--- START ---

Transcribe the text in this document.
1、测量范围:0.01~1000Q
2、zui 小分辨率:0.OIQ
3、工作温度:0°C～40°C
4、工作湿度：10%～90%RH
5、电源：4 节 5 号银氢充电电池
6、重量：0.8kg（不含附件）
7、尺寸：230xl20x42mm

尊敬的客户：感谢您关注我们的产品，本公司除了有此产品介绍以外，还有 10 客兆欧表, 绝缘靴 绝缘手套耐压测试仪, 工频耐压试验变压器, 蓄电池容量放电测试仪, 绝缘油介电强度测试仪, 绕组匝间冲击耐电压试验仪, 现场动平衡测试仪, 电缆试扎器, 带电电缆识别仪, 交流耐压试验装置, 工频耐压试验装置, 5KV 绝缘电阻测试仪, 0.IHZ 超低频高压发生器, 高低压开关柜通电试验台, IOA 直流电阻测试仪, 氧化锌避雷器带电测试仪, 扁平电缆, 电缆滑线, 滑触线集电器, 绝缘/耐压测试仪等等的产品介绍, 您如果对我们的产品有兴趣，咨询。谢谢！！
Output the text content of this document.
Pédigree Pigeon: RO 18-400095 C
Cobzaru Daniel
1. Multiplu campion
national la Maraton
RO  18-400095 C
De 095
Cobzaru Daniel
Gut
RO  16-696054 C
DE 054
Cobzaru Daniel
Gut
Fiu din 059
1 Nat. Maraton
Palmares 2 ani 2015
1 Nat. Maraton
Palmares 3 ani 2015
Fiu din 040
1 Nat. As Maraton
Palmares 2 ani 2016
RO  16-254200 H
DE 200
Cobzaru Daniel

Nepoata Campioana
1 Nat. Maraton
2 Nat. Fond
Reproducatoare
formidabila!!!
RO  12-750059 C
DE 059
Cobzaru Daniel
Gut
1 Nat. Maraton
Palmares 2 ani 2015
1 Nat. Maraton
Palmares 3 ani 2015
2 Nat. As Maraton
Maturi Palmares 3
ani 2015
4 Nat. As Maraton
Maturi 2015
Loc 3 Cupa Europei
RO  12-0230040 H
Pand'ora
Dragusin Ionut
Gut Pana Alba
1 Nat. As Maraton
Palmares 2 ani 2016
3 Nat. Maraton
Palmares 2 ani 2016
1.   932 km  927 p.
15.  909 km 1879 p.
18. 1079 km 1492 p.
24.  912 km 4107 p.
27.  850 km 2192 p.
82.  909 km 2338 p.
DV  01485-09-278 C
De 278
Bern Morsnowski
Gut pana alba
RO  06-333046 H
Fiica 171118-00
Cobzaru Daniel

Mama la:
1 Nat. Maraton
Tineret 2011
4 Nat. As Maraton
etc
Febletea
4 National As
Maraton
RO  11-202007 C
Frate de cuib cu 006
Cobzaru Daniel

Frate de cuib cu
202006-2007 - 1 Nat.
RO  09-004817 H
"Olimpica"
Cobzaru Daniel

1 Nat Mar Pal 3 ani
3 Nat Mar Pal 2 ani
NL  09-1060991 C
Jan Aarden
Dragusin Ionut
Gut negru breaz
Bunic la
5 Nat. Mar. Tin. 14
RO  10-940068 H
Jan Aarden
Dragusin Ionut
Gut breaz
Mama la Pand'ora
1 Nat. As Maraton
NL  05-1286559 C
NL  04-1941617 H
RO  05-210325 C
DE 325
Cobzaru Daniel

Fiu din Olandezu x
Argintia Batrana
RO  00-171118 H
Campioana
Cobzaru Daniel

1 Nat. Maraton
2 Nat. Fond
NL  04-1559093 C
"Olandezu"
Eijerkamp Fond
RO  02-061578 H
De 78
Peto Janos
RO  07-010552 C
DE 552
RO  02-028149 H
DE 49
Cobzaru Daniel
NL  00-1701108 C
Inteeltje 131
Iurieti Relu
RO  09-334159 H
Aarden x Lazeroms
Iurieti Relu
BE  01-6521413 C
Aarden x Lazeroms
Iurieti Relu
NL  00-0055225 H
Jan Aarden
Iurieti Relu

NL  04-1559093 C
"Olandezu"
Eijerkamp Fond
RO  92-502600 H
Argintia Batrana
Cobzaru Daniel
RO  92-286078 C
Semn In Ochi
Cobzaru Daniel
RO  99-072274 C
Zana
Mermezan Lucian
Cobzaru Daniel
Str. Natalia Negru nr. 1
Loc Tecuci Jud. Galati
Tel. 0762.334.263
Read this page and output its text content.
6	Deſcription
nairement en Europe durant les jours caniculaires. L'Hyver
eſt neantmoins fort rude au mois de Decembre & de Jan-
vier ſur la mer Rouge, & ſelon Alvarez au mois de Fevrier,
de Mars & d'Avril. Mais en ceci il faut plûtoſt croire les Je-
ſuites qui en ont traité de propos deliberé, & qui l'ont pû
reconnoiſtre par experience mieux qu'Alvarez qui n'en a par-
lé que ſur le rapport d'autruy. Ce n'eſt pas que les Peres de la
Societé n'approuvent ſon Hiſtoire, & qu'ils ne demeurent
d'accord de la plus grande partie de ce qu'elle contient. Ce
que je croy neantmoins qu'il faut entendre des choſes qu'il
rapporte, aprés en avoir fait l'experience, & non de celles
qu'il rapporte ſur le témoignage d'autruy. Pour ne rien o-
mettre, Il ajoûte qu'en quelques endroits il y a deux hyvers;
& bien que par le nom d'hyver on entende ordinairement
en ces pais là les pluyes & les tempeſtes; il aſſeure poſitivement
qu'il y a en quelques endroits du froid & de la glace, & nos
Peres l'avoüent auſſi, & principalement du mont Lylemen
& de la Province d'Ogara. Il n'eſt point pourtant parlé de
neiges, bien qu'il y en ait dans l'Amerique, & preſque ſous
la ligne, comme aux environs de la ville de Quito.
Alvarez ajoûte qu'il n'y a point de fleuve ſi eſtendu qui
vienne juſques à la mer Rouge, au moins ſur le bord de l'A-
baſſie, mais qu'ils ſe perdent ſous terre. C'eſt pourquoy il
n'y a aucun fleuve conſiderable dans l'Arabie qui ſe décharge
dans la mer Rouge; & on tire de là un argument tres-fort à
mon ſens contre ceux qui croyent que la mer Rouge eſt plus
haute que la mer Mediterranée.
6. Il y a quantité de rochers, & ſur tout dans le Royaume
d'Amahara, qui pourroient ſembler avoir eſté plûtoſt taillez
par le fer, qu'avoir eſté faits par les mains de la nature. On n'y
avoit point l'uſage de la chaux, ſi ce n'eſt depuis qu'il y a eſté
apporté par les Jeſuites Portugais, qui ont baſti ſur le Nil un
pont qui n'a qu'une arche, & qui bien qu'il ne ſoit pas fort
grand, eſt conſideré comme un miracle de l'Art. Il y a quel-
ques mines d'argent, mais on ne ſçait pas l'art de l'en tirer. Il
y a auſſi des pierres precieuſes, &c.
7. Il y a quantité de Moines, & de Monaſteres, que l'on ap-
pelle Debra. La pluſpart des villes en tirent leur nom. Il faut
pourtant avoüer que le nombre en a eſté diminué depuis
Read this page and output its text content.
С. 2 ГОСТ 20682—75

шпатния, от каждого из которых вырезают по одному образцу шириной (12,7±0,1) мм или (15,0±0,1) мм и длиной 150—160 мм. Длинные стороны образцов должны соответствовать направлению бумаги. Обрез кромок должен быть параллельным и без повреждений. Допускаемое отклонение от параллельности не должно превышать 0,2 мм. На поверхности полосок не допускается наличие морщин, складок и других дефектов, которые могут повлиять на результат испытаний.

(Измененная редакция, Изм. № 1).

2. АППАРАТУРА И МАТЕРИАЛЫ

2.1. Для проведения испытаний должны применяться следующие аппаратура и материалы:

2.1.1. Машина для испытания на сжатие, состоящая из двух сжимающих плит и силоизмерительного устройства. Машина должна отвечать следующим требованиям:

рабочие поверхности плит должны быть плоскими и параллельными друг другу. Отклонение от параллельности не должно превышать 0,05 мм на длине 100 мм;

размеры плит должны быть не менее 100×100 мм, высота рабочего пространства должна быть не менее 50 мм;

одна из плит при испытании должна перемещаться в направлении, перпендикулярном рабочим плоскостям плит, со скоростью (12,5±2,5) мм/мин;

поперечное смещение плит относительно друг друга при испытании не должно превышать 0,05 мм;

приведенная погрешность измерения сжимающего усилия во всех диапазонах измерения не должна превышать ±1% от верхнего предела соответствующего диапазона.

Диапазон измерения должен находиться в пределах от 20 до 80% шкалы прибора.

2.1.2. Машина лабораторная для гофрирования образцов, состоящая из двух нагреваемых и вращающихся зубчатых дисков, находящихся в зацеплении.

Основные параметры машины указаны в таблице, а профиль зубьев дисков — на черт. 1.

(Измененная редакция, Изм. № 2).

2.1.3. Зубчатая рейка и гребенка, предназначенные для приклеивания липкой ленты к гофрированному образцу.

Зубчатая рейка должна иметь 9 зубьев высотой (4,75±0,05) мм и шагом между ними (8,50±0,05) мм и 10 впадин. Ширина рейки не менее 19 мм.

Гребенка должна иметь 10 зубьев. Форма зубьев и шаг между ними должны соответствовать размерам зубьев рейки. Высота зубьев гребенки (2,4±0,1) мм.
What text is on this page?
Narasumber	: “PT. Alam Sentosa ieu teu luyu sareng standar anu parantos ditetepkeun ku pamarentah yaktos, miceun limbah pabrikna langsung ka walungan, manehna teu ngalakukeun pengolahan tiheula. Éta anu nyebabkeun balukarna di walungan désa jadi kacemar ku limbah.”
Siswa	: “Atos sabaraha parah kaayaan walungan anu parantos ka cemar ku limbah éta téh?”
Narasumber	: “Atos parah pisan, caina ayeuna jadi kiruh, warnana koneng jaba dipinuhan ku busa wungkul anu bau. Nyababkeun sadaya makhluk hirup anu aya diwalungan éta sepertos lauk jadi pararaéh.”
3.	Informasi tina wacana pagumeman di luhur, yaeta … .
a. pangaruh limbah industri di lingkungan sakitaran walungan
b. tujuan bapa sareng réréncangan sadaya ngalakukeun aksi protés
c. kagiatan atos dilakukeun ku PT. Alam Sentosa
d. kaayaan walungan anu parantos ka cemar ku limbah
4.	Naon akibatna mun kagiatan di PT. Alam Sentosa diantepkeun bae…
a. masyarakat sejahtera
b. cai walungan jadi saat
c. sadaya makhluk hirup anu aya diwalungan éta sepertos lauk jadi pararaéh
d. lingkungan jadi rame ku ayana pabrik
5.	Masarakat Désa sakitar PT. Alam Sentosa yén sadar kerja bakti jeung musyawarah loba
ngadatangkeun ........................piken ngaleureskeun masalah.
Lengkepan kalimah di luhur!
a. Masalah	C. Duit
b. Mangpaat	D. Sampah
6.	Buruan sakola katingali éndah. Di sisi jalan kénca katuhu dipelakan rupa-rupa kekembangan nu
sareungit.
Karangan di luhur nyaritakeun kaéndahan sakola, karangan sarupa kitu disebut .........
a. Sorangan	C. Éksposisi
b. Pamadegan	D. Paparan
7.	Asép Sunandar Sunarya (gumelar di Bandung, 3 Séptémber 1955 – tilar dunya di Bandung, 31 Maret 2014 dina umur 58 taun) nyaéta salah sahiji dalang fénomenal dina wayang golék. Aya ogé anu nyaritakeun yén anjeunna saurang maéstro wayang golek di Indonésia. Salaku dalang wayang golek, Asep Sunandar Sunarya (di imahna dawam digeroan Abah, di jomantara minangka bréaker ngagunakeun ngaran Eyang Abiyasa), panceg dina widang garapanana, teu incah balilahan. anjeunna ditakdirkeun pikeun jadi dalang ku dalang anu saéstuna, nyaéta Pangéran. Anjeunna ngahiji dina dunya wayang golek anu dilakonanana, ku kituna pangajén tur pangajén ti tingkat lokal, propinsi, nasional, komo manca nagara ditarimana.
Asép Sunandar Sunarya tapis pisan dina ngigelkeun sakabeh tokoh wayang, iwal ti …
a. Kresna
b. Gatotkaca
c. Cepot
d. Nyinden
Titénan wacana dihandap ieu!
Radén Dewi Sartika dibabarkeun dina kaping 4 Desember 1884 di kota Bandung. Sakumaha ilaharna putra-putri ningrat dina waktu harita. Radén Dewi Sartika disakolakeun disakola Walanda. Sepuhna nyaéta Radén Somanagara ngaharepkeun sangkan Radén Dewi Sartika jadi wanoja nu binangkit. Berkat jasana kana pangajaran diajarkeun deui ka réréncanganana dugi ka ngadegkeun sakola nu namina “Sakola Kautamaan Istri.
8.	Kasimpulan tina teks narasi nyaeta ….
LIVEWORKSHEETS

--- END ---

[Task description]
Pull out all lines from the entries above in which the word "Alam" appears.

[Answer]
Narasumber	: “PT. Alam Sentosa ieu teu luyu sareng standar anu parantos ditetepkeun ku pamarentah yaktos, miceun limbah pabrikna langsung ka walungan, manehna teu ngalakukeun pengolahan tiheula. Éta anu nyebabkeun balukarna di walungan désa jadi kacemar ku limbah.”
c. kagiatan atos dilakukeun ku PT. Alam Sentosa
4.	Naon akibatna mun kagiatan di PT. Alam Sentosa diantepkeun bae…
5.	Masarakat Désa sakitar PT. Alam Sentosa yén sadar kerja bakti jeung musyawarah loba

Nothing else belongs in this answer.